§ RECORDS SUPPLIED:
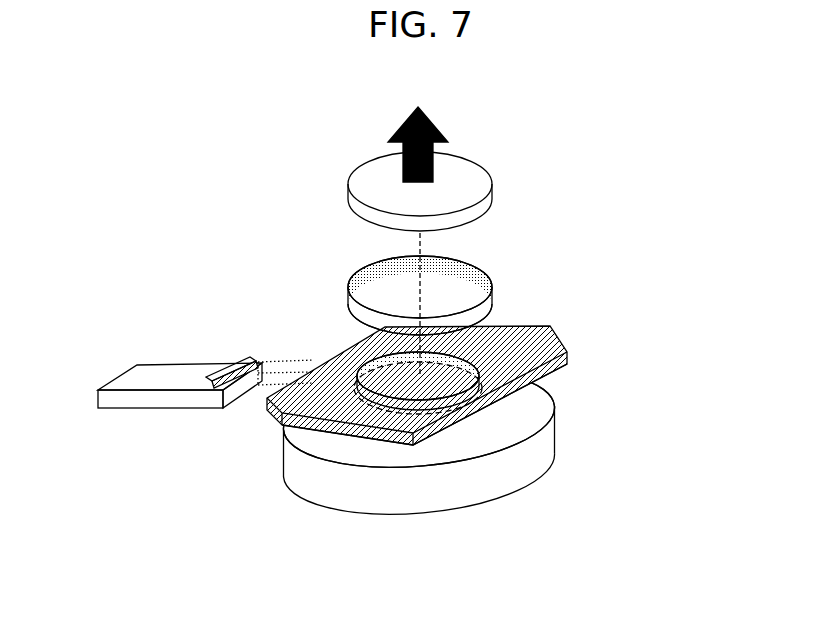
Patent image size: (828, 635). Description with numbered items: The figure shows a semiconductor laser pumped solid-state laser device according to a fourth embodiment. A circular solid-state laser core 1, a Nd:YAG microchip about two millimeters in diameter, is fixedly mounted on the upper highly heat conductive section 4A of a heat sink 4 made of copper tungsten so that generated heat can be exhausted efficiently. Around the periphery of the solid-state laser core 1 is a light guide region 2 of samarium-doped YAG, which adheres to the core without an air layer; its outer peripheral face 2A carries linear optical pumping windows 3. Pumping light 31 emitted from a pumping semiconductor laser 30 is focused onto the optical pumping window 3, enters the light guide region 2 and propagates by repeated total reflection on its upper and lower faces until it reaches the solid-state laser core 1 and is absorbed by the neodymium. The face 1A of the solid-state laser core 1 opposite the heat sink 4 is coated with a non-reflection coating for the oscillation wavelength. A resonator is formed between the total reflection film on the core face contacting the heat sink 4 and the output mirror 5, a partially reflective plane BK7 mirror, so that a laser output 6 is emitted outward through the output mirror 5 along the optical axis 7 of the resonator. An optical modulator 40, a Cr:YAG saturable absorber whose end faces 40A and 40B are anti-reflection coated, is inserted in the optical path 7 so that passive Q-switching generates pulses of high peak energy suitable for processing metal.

The solid-state laser core 1 is at (522, 325).
The face of the solid-state laser core 1A is at (395, 368).
The light guide region 2 is at (560, 342).
The outer peripheral face 2A is at (568, 365).
The optical pumping window 3 is at (517, 400).
The heat sink 4 is at (473, 480).
The upper highly heat conductive section 4A is at (432, 443).
The output mirror 5 is at (460, 172).
The laser output 6 is at (438, 130).
The optical axis 7 is at (415, 245).
The pumping semiconductor laser 30 is at (243, 362).
The pumping light 31 is at (257, 390).
The optical modulator 40 is at (353, 280).
The end face of the optical modulator 40A is at (467, 272).
The end face of the optical modulator 40B is at (492, 317).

§ GIVEN TASK: Reproduce the data verbatim from its beginning through the line containing "The pumping semiconductor", inclusive, and omit the picture.

§ RESULT FOR THIS TASK:
Patent image size: (828, 635). Description with numbered items: The figure shows a semiconductor laser pumped solid-state laser device according to a fourth embodiment. A circular solid-state laser core 1, a Nd:YAG microchip about two millimeters in diameter, is fixedly mounted on the upper highly heat conductive section 4A of a heat sink 4 made of copper tungsten so that generated heat can be exhausted efficiently. Around the periphery of the solid-state laser core 1 is a light guide region 2 of samarium-doped YAG, which adheres to the core without an air layer; its outer peripheral face 2A carries linear optical pumping windows 3. Pumping light 31 emitted from a pumping semiconductor laser 30 is focused onto the optical pumping window 3, enters the light guide region 2 and propagates by repeated total reflection on its upper and lower faces until it reaches the solid-state laser core 1 and is absorbed by the neodymium. The face 1A of the solid-state laser core 1 opposite the heat sink 4 is coated with a non-reflection coating for the oscillation wavelength. A resonator is formed between the total reflection film on the core face contacting the heat sink 4 and the output mirror 5, a partially reflective plane BK7 mirror, so that a laser output 6 is emitted outward through the output mirror 5 along the optical axis 7 of the resonator. An optical modulator 40, a Cr:YAG saturable absorber whose end faces 40A and 40B are anti-reflection coated, is inserted in the optical path 7 so that passive Q-switching generates pulses of high peak energy suitable for processing metal.

The solid-state laser core 1 is at (522, 325).
The face of the solid-state laser core 1A is at (395, 368).
The light guide region 2 is at (560, 342).
The outer peripheral face 2A is at (568, 365).
The optical pumping window 3 is at (517, 400).
The heat sink 4 is at (473, 480).
The upper highly heat conductive section 4A is at (432, 443).
The output mirror 5 is at (460, 172).
The laser output 6 is at (438, 130).
The optical axis 7 is at (415, 245).
The pumping semiconductor laser 30 is at (243, 362).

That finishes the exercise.